### EXERCISE INSTRUCTIONS:
From the listing below, pull each line that includes "size".

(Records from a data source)
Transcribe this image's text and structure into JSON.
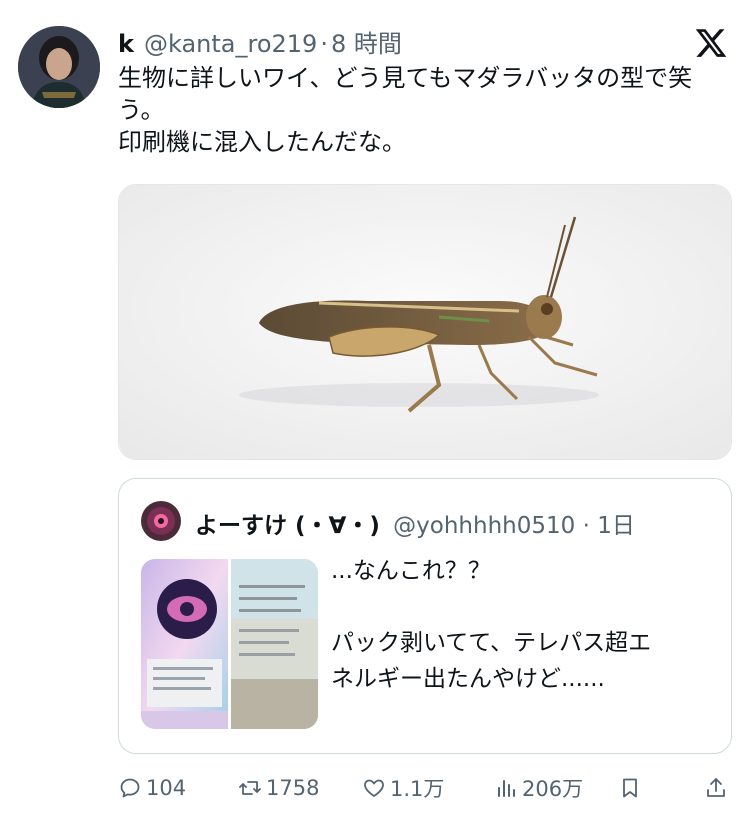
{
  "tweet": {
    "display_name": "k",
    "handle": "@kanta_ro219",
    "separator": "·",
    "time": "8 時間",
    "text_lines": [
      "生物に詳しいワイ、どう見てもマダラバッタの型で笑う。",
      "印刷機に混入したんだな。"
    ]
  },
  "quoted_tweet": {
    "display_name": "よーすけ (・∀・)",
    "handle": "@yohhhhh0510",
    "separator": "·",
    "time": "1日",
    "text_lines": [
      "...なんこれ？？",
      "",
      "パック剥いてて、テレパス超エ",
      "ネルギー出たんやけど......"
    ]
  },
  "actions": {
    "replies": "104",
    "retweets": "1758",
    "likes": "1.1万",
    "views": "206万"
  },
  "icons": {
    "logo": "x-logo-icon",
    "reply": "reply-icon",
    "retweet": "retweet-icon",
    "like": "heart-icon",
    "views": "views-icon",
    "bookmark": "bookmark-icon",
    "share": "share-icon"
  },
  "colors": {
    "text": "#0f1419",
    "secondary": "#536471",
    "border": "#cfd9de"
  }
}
==
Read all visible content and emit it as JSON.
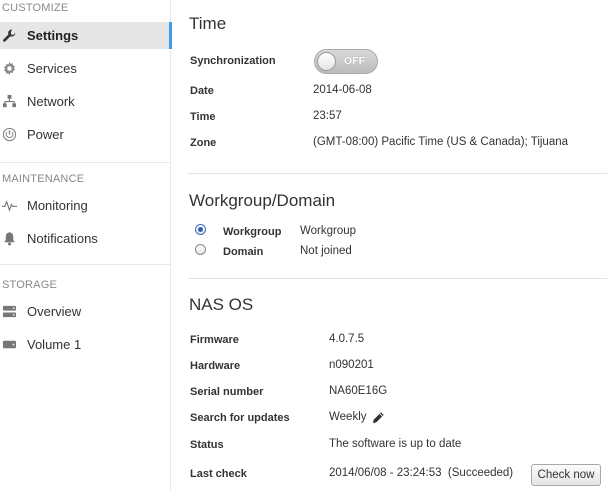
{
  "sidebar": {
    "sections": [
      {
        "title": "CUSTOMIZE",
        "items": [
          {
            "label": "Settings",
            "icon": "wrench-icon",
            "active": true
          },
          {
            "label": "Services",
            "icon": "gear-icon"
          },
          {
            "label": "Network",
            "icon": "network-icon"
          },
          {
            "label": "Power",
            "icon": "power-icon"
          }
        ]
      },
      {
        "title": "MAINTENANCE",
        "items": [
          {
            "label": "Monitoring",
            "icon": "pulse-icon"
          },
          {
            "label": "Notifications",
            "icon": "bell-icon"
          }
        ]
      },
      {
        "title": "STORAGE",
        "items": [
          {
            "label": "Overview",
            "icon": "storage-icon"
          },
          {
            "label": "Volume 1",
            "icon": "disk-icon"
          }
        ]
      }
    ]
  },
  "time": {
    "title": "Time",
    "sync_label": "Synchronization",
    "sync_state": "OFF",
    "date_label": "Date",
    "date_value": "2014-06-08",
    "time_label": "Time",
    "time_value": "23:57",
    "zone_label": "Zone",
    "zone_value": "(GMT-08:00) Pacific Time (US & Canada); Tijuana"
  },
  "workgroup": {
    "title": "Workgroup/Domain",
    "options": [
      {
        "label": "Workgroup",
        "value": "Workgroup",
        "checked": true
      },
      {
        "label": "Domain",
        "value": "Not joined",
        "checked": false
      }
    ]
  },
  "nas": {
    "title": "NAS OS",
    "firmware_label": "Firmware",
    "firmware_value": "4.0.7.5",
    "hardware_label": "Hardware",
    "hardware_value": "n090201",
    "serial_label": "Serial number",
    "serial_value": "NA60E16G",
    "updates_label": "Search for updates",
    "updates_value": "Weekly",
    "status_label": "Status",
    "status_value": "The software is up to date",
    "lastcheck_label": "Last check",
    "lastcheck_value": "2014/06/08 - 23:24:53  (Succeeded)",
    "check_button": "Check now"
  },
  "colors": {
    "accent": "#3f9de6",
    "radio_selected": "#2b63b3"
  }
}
* * *
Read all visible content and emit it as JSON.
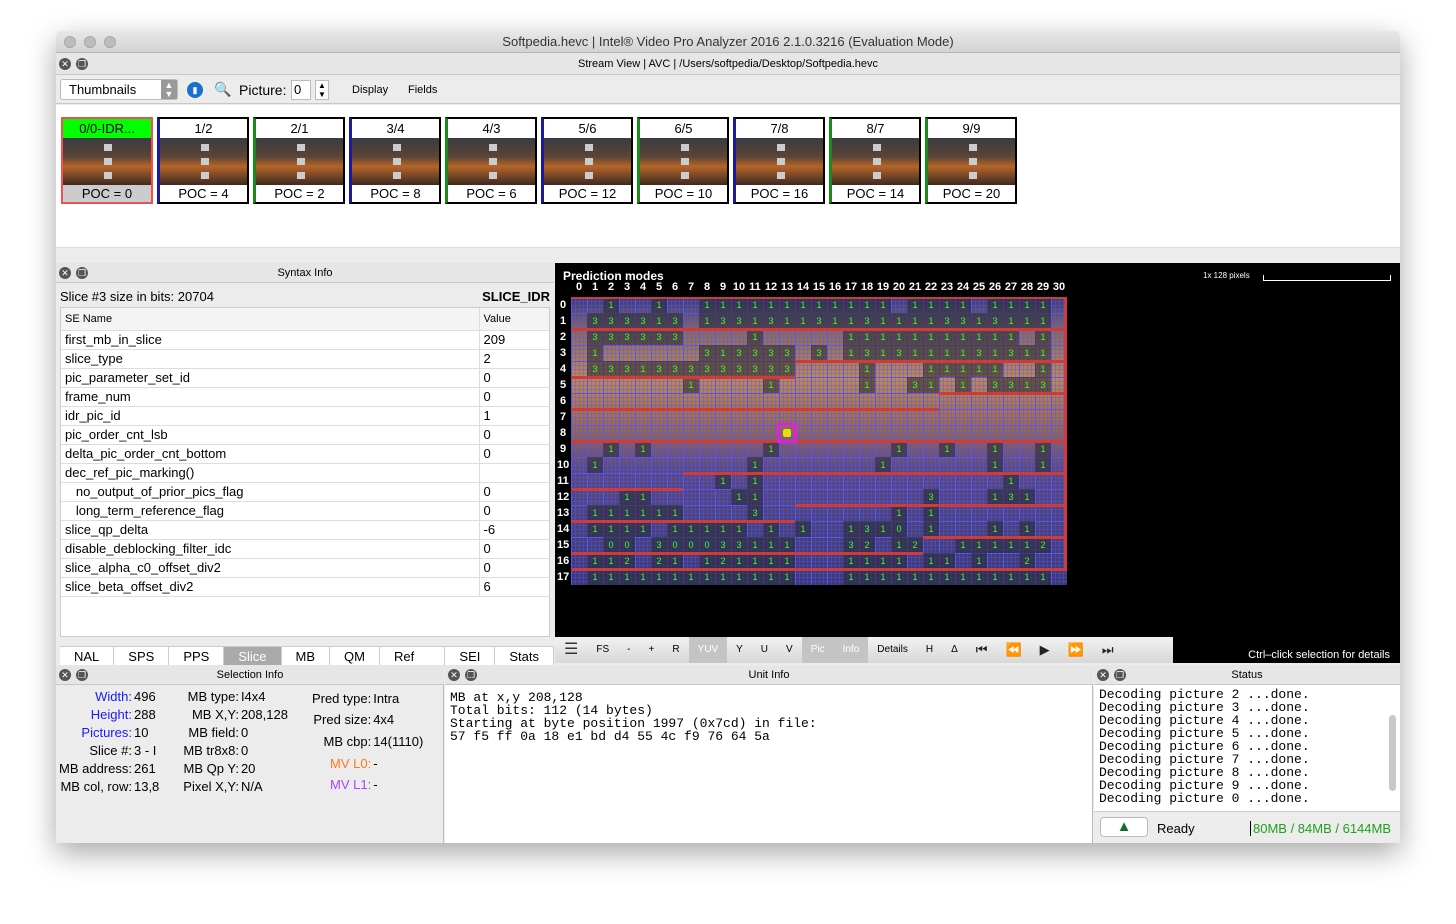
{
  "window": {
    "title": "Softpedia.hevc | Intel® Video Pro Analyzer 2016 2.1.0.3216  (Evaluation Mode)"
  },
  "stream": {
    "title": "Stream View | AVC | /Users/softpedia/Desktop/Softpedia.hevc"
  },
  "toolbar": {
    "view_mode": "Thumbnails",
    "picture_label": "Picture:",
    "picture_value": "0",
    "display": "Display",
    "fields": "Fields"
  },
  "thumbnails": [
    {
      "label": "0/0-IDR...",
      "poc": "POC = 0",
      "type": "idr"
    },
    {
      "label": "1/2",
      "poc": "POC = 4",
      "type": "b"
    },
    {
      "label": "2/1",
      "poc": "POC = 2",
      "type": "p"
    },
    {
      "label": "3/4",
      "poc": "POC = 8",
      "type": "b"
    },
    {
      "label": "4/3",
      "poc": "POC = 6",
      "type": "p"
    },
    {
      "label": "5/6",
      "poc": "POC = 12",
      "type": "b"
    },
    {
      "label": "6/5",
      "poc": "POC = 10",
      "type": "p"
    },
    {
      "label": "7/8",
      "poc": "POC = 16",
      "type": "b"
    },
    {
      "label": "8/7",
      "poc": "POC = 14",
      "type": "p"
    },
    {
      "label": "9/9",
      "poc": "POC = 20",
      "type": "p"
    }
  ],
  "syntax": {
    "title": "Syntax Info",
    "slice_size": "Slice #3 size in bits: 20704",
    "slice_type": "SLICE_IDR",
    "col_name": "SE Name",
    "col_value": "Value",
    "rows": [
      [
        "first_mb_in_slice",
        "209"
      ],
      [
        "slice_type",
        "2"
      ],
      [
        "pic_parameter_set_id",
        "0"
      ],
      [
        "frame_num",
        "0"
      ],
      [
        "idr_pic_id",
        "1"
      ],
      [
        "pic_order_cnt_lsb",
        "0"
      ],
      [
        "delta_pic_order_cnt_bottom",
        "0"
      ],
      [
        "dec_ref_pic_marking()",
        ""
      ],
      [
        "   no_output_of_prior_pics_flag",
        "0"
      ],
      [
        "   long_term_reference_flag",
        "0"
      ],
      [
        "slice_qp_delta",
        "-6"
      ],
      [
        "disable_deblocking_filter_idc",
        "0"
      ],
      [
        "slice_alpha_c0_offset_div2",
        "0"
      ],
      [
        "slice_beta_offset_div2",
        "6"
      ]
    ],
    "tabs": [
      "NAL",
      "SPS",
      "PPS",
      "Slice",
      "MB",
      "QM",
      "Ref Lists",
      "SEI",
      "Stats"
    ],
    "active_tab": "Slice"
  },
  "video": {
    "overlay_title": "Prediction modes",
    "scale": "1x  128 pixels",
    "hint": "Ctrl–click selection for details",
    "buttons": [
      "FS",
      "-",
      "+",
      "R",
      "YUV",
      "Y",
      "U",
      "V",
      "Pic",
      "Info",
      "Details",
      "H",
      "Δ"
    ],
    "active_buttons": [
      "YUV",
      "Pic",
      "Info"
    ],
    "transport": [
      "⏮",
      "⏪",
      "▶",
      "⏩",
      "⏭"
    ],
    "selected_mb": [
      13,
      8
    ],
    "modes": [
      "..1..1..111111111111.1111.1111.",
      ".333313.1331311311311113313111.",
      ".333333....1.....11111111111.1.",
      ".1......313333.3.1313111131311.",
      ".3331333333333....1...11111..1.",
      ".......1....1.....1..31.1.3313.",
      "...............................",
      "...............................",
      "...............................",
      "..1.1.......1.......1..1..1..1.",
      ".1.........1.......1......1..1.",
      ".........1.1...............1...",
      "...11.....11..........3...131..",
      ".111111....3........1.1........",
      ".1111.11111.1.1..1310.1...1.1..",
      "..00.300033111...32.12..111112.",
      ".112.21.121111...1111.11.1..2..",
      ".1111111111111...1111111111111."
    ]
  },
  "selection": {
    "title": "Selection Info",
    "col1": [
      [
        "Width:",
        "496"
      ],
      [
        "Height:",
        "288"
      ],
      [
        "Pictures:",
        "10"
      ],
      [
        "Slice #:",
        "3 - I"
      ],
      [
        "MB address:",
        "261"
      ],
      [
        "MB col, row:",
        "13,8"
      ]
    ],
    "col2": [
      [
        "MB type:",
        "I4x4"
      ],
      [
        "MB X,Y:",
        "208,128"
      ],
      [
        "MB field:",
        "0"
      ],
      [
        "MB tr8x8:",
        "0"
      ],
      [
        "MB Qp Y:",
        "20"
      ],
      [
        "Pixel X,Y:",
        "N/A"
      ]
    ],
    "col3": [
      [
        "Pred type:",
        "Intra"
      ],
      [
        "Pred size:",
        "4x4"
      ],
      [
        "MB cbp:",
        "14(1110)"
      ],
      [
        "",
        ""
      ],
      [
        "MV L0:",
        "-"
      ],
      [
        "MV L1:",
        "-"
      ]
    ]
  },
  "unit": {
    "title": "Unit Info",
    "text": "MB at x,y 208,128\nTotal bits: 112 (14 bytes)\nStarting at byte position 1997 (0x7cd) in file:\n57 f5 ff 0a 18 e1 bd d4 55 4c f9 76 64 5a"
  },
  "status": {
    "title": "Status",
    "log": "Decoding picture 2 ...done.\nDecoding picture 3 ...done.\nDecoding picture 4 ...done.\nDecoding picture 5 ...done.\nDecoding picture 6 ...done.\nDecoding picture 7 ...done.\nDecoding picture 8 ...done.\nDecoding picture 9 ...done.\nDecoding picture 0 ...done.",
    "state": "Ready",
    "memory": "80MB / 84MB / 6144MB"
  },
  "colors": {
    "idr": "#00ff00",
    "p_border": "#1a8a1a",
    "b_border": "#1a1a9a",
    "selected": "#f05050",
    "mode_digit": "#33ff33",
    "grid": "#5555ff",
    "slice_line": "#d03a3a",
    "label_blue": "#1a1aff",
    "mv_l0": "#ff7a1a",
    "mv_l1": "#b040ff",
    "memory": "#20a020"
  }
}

### FINISHED ANSWER:
    "slice_size": "Slice #3 size in bits: 20704",
        "Pred size:",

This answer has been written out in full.